(MATERIALS PROVIDED):
-- start --

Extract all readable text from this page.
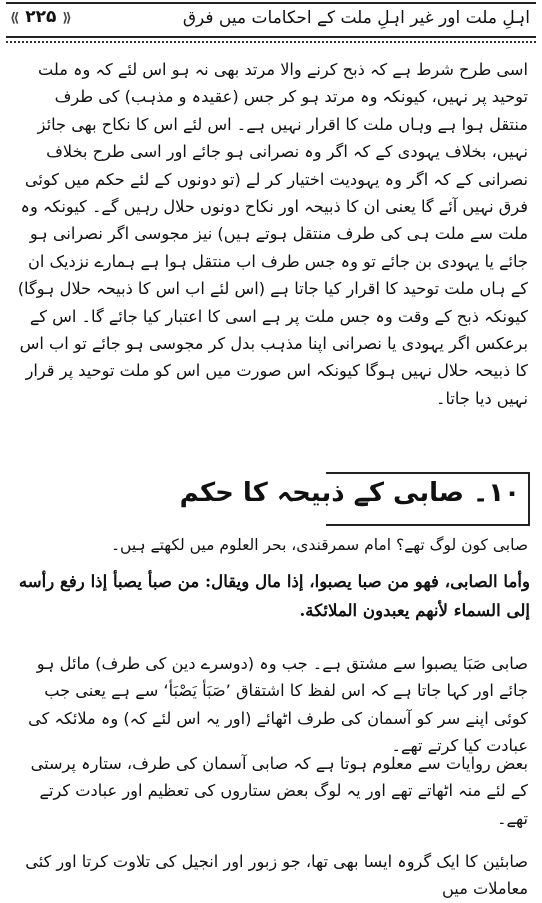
⟪ ۲۲۵ ⟫	اہلِ ملت اور غیر اہلِ ملت کے احکامات میں فرق
اسی طرح شرط ہے کہ ذبح کرنے والا مرتد بھی نہ ہو اس لئے کہ وہ ملت توحید پر نہیں، کیونکہ وہ مرتد ہو کر جس (عقیدہ و مذہب) کی طرف منتقل ہوا ہے وہاں ملت کا اقرار نہیں ہے۔ اس لئے اس کا نکاح بھی جائز نہیں، بخلاف یہودی کے کہ اگر وہ نصرانی ہو جائے اور اسی طرح بخلاف نصرانی کے کہ اگر وہ یہودیت اختیار کر لے (تو دونوں کے لئے حکم میں کوئی فرق نہیں آئے گا یعنی ان کا ذبیحہ اور نکاح دونوں حلال رہیں گے۔ کیونکہ وہ ملت سے ملت ہی کی طرف منتقل ہوتے ہیں) نیز مجوسی اگر نصرانی ہو جائے یا یہودی بن جائے تو وہ جس طرف اب منتقل ہوا ہے ہمارے نزدیک ان کے ہاں ملت توحید کا اقرار کیا جاتا ہے (اس لئے اب اس کا ذبیحہ حلال ہوگا) کیونکہ ذبح کے وقت وہ جس ملت پر ہے اسی کا اعتبار کیا جائے گا۔ اس کے برعکس اگر یہودی یا نصرانی اپنا مذہب بدل کر مجوسی ہو جائے تو اب اس کا ذبیحہ حلال نہیں ہوگا کیونکہ اس صورت میں اس کو ملت توحید پر قرار نہیں دیا جاتا۔
۱۰۔ صابی کے ذبیحہ کا حکم
صابی کون لوگ تھے؟ امام سمرقندی، بحر العلوم میں لکھتے ہیں۔
وأما الصابی، فهو من صبا يصبوا، إذا مال ويقال: من صبأ يصبأ إذا رفع رأسه إلى السماء لأنهم يعبدون الملائكة.
صابی صَبَا یصبوا سے مشتق ہے۔ جب وہ (دوسرے دین کی طرف) مائل ہو جائے اور کہا جاتا ہے کہ اس لفظ کا اشتقاق ’صَبَأ یَصْبَأ‘ سے ہے یعنی جب کوئی اپنے سر کو آسمان کی طرف اٹھائے (اور یہ اس لئے کہ) وہ ملائکہ کی عبادت کیا کرتے تھے۔
بعض روایات سے معلوم ہوتا ہے کہ صابی آسمان کی طرف، ستارہ پرستی کے لئے منہ اٹھاتے تھے اور یہ لوگ بعض ستاروں کی تعظیم اور عبادت کرتے تھے۔
صابئین کا ایک گروہ ایسا بھی تھا، جو زبور اور انجیل کی تلاوت کرتا اور کئی معاملات میں
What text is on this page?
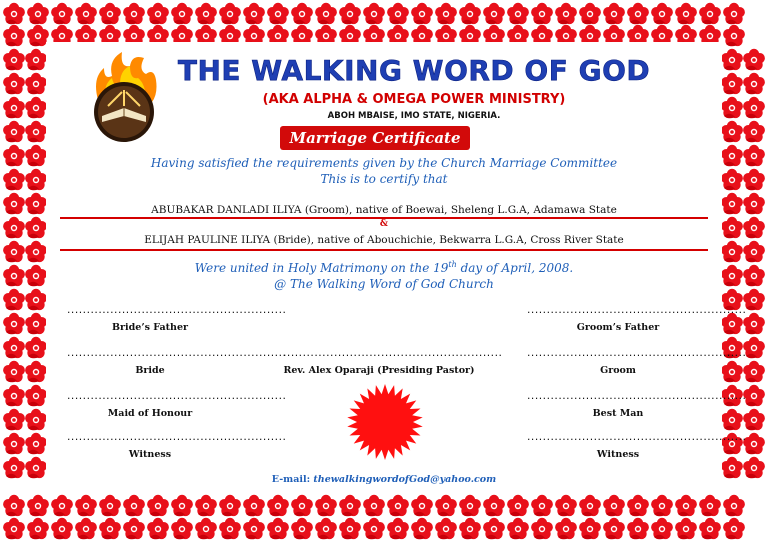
THE WALKING WORD OF GOD
(AKA ALPHA & OMEGA POWER MINISTRY)
ABOH MBAISE, IMO STATE, NIGERIA.
Marriage Certificate
Having satisfied the requirements given by the Church Marriage Committee
This is to certify that
ABUBAKAR DANLADI ILIYA (Groom), native of Boewai, Sheleng L.G.A, Adamawa State
&
ELIJAH PAULINE ILIYA (Bride), native of Abouchichie, Bekwarra L.G.A, Cross River State
Were united in Holy Matrimony on the 19th day of April, 2008.
@ The Walking Word of God Church
........................................................
Bride’s Father
........................................................
Groom’s Father
........................................................
Bride
........................................................
Rev. Alex Oparaji (Presiding Pastor)
........................................................
Groom
........................................................
Maid of Honour
........................................................
Best Man
........................................................
Witness
........................................................
Witness
E-mail: thewalkingwordofGod@yahoo.com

-- end --

(INSTRUCTIONS TO FOLLOW): Set the data above down again exactly as given, with no pictures.

(FULL SOLUTION):
Extract all readable text from this page.
⟪ ۲۲۵ ⟫	اہلِ ملت اور غیر اہلِ ملت کے احکامات میں فرق
اسی طرح شرط ہے کہ ذبح کرنے والا مرتد بھی نہ ہو اس لئے کہ وہ ملت توحید پر نہیں، کیونکہ وہ مرتد ہو کر جس (عقیدہ و مذہب) کی طرف منتقل ہوا ہے وہاں ملت کا اقرار نہیں ہے۔ اس لئے اس کا نکاح بھی جائز نہیں، بخلاف یہودی کے کہ اگر وہ نصرانی ہو جائے اور اسی طرح بخلاف نصرانی کے کہ اگر وہ یہودیت اختیار کر لے (تو دونوں کے لئے حکم میں کوئی فرق نہیں آئے گا یعنی ان کا ذبیحہ اور نکاح دونوں حلال رہیں گے۔ کیونکہ وہ ملت سے ملت ہی کی طرف منتقل ہوتے ہیں) نیز مجوسی اگر نصرانی ہو جائے یا یہودی بن جائے تو وہ جس طرف اب منتقل ہوا ہے ہمارے نزدیک ان کے ہاں ملت توحید کا اقرار کیا جاتا ہے (اس لئے اب اس کا ذبیحہ حلال ہوگا) کیونکہ ذبح کے وقت وہ جس ملت پر ہے اسی کا اعتبار کیا جائے گا۔ اس کے برعکس اگر یہودی یا نصرانی اپنا مذہب بدل کر مجوسی ہو جائے تو اب اس کا ذبیحہ حلال نہیں ہوگا کیونکہ اس صورت میں اس کو ملت توحید پر قرار نہیں دیا جاتا۔
۱۰۔ صابی کے ذبیحہ کا حکم
صابی کون لوگ تھے؟ امام سمرقندی، بحر العلوم میں لکھتے ہیں۔
وأما الصابی، فهو من صبا يصبوا، إذا مال ويقال: من صبأ يصبأ إذا رفع رأسه إلى السماء لأنهم يعبدون الملائكة.
صابی صَبَا یصبوا سے مشتق ہے۔ جب وہ (دوسرے دین کی طرف) مائل ہو جائے اور کہا جاتا ہے کہ اس لفظ کا اشتقاق ’صَبَأ یَصْبَأ‘ سے ہے یعنی جب کوئی اپنے سر کو آسمان کی طرف اٹھائے (اور یہ اس لئے کہ) وہ ملائکہ کی عبادت کیا کرتے تھے۔
بعض روایات سے معلوم ہوتا ہے کہ صابی آسمان کی طرف، ستارہ پرستی کے لئے منہ اٹھاتے تھے اور یہ لوگ بعض ستاروں کی تعظیم اور عبادت کرتے تھے۔
صابئین کا ایک گروہ ایسا بھی تھا، جو زبور اور انجیل کی تلاوت کرتا اور کئی معاملات میں
What text is on this page?
THE WALKING WORD OF GOD
(AKA ALPHA & OMEGA POWER MINISTRY)
ABOH MBAISE, IMO STATE, NIGERIA.
Marriage Certificate
Having satisfied the requirements given by the Church Marriage Committee
This is to certify that
ABUBAKAR DANLADI ILIYA (Groom), native of Boewai, Sheleng L.G.A, Adamawa State
&
ELIJAH PAULINE ILIYA (Bride), native of Abouchichie, Bekwarra L.G.A, Cross River State
Were united in Holy Matrimony on the 19th day of April, 2008.
@ The Walking Word of God Church
........................................................
Bride’s Father
........................................................
Groom’s Father
........................................................
Bride
........................................................
Rev. Alex Oparaji (Presiding Pastor)
........................................................
Groom
........................................................
Maid of Honour
........................................................
Best Man
........................................................
Witness
........................................................
Witness
E-mail: thewalkingwordofGod@yahoo.com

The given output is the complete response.